> _PROBLEM_: Each record below must be returned exactly as shown.
— Start SUPPLIED INFORMATION —
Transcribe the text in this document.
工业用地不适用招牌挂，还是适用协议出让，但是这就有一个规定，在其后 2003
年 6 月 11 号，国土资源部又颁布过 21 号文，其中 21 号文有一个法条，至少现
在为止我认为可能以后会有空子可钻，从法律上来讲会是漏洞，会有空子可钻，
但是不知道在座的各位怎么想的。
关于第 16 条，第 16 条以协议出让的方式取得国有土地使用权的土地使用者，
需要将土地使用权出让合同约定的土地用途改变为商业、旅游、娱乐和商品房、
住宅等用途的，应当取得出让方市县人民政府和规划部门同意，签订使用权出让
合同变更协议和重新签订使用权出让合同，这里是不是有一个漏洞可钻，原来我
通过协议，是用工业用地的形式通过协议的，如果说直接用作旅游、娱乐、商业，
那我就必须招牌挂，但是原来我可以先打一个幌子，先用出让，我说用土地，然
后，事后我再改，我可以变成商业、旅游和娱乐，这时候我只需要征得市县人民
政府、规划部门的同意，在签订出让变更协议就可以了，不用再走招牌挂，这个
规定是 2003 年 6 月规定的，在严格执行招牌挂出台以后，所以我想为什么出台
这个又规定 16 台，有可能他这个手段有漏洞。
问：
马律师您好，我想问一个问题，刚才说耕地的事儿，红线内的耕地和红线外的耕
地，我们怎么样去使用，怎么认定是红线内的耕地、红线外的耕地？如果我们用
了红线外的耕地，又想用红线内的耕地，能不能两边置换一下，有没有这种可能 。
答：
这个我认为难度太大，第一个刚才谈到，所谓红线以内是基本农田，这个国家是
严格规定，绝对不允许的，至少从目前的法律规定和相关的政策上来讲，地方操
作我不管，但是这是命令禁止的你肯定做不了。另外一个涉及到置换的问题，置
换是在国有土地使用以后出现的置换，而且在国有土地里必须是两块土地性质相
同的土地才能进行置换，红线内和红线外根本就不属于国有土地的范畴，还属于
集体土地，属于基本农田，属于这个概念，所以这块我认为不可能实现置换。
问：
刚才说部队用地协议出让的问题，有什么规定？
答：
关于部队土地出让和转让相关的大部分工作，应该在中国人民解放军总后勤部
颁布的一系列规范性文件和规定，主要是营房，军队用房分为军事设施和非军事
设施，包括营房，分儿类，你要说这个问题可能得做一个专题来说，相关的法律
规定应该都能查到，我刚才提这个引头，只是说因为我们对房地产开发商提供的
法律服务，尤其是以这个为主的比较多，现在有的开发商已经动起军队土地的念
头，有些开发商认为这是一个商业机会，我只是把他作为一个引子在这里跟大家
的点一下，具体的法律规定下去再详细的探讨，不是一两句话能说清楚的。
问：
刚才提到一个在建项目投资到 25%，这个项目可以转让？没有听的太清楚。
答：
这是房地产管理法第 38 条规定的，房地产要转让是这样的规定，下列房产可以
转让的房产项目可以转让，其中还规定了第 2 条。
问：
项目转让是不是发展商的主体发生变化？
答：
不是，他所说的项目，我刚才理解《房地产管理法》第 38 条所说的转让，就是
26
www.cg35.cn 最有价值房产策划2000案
— End SUPPLIED INFORMATION —
> _TASK RESULT_:
Transcribe the text in this document.
工业用地不适用招牌挂，还是适用协议出让，但是这就有一个规定，在其后 2003
年 6 月 11 号，国土资源部又颁布过 21 号文，其中 21 号文有一个法条，至少现
在为止我认为可能以后会有空子可钻，从法律上来讲会是漏洞，会有空子可钻，
但是不知道在座的各位怎么想的。
关于第 16 条，第 16 条以协议出让的方式取得国有土地使用权的土地使用者，
需要将土地使用权出让合同约定的土地用途改变为商业、旅游、娱乐和商品房、
住宅等用途的，应当取得出让方市县人民政府和规划部门同意，签订使用权出让
合同变更协议和重新签订使用权出让合同，这里是不是有一个漏洞可钻，原来我
通过协议，是用工业用地的形式通过协议的，如果说直接用作旅游、娱乐、商业，
那我就必须招牌挂，但是原来我可以先打一个幌子，先用出让，我说用土地，然
后，事后我再改，我可以变成商业、旅游和娱乐，这时候我只需要征得市县人民
政府、规划部门的同意，在签订出让变更协议就可以了，不用再走招牌挂，这个
规定是 2003 年 6 月规定的，在严格执行招牌挂出台以后，所以我想为什么出台
这个又规定 16 台，有可能他这个手段有漏洞。
问：
马律师您好，我想问一个问题，刚才说耕地的事儿，红线内的耕地和红线外的耕
地，我们怎么样去使用，怎么认定是红线内的耕地、红线外的耕地？如果我们用
了红线外的耕地，又想用红线内的耕地，能不能两边置换一下，有没有这种可能 。
答：
这个我认为难度太大，第一个刚才谈到，所谓红线以内是基本农田，这个国家是
严格规定，绝对不允许的，至少从目前的法律规定和相关的政策上来讲，地方操
作我不管，但是这是命令禁止的你肯定做不了。另外一个涉及到置换的问题，置
换是在国有土地使用以后出现的置换，而且在国有土地里必须是两块土地性质相
同的土地才能进行置换，红线内和红线外根本就不属于国有土地的范畴，还属于
集体土地，属于基本农田，属于这个概念，所以这块我认为不可能实现置换。
问：
刚才说部队用地协议出让的问题，有什么规定？
答：
关于部队土地出让和转让相关的大部分工作，应该在中国人民解放军总后勤部
颁布的一系列规范性文件和规定，主要是营房，军队用房分为军事设施和非军事
设施，包括营房，分儿类，你要说这个问题可能得做一个专题来说，相关的法律
规定应该都能查到，我刚才提这个引头，只是说因为我们对房地产开发商提供的
法律服务，尤其是以这个为主的比较多，现在有的开发商已经动起军队土地的念
头，有些开发商认为这是一个商业机会，我只是把他作为一个引子在这里跟大家
的点一下，具体的法律规定下去再详细的探讨，不是一两句话能说清楚的。
问：
刚才提到一个在建项目投资到 25%，这个项目可以转让？没有听的太清楚。
答：
这是房地产管理法第 38 条规定的，房地产要转让是这样的规定，下列房产可以
转让的房产项目可以转让，其中还规定了第 2 条。
问：
项目转让是不是发展商的主体发生变化？
答：
不是，他所说的项目，我刚才理解《房地产管理法》第 38 条所说的转让，就是
26
www.cg35.cn 最有价值房产策划2000案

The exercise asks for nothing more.